- [EXERCISE REQUIREMENTS]:
The records below are to be quoted in full; please keep every word exact.

start

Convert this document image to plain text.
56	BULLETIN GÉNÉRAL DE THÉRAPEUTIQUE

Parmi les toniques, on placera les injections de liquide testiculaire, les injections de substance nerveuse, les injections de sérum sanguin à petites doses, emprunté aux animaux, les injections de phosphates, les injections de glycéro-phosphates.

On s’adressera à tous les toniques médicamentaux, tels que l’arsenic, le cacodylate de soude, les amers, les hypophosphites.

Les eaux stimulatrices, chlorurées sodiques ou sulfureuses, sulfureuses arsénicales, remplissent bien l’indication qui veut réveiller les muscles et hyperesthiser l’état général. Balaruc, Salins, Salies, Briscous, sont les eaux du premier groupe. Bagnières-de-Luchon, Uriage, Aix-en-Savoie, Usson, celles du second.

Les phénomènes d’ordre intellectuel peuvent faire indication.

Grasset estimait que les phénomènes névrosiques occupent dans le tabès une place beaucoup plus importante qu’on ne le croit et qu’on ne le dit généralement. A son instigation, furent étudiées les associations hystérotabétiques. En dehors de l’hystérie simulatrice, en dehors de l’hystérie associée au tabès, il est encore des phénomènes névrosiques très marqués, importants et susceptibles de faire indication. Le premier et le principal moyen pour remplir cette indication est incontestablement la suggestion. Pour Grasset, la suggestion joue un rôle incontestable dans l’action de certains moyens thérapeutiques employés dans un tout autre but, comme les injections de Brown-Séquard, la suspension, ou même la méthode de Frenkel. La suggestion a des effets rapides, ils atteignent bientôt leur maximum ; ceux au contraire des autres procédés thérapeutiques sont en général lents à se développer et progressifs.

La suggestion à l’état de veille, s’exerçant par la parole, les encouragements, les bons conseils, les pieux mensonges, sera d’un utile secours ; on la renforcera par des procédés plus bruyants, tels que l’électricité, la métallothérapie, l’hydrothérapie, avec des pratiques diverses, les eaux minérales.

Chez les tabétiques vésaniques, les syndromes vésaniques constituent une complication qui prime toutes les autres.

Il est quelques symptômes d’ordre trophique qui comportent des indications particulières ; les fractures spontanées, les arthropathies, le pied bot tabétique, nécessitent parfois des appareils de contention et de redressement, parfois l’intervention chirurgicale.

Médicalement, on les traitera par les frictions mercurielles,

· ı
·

end

- [RESULT OF THE EXERCISE]:
Convert this document image to plain text.
56	BULLETIN GÉNÉRAL DE THÉRAPEUTIQUE

Parmi les toniques, on placera les injections de liquide testiculaire, les injections de substance nerveuse, les injections de sérum sanguin à petites doses, emprunté aux animaux, les injections de phosphates, les injections de glycéro-phosphates.

On s’adressera à tous les toniques médicamentaux, tels que l’arsenic, le cacodylate de soude, les amers, les hypophosphites.

Les eaux stimulatrices, chlorurées sodiques ou sulfureuses, sulfureuses arsénicales, remplissent bien l’indication qui veut réveiller les muscles et hyperesthiser l’état général. Balaruc, Salins, Salies, Briscous, sont les eaux du premier groupe. Bagnières-de-Luchon, Uriage, Aix-en-Savoie, Usson, celles du second.

Les phénomènes d’ordre intellectuel peuvent faire indication.

Grasset estimait que les phénomènes névrosiques occupent dans le tabès une place beaucoup plus importante qu’on ne le croit et qu’on ne le dit généralement. A son instigation, furent étudiées les associations hystérotabétiques. En dehors de l’hystérie simulatrice, en dehors de l’hystérie associée au tabès, il est encore des phénomènes névrosiques très marqués, importants et susceptibles de faire indication. Le premier et le principal moyen pour remplir cette indication est incontestablement la suggestion. Pour Grasset, la suggestion joue un rôle incontestable dans l’action de certains moyens thérapeutiques employés dans un tout autre but, comme les injections de Brown-Séquard, la suspension, ou même la méthode de Frenkel. La suggestion a des effets rapides, ils atteignent bientôt leur maximum ; ceux au contraire des autres procédés thérapeutiques sont en général lents à se développer et progressifs.

La suggestion à l’état de veille, s’exerçant par la parole, les encouragements, les bons conseils, les pieux mensonges, sera d’un utile secours ; on la renforcera par des procédés plus bruyants, tels que l’électricité, la métallothérapie, l’hydrothérapie, avec des pratiques diverses, les eaux minérales.

Chez les tabétiques vésaniques, les syndromes vésaniques constituent une complication qui prime toutes les autres.

Il est quelques symptômes d’ordre trophique qui comportent des indications particulières ; les fractures spontanées, les arthropathies, le pied bot tabétique, nécessitent parfois des appareils de contention et de redressement, parfois l’intervention chirurgicale.

Médicalement, on les traitera par les frictions mercurielles,

· ı
·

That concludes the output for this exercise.